*Brief*: Copy every line that mentions the word "data".

*Entries shown*:
---------------

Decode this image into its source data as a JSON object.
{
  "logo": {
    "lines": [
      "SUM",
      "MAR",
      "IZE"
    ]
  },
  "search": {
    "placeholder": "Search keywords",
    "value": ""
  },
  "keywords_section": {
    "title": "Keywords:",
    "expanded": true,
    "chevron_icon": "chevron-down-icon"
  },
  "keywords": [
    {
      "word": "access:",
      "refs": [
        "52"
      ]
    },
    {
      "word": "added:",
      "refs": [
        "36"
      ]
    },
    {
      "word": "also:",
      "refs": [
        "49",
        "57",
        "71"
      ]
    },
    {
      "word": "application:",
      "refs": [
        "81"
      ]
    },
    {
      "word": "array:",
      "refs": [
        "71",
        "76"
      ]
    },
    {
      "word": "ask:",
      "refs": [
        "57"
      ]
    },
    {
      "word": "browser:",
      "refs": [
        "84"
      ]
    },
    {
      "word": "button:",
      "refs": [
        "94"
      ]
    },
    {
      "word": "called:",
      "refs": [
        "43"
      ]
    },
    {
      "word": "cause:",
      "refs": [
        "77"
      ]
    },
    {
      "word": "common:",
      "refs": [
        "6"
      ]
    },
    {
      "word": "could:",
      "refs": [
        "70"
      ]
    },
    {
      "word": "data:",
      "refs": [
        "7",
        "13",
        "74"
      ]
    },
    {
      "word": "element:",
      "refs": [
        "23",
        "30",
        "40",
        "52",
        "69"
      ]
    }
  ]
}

---------------

*Result of this task*:
Decode this image into its source data as a JSON object.
      "word": "data:",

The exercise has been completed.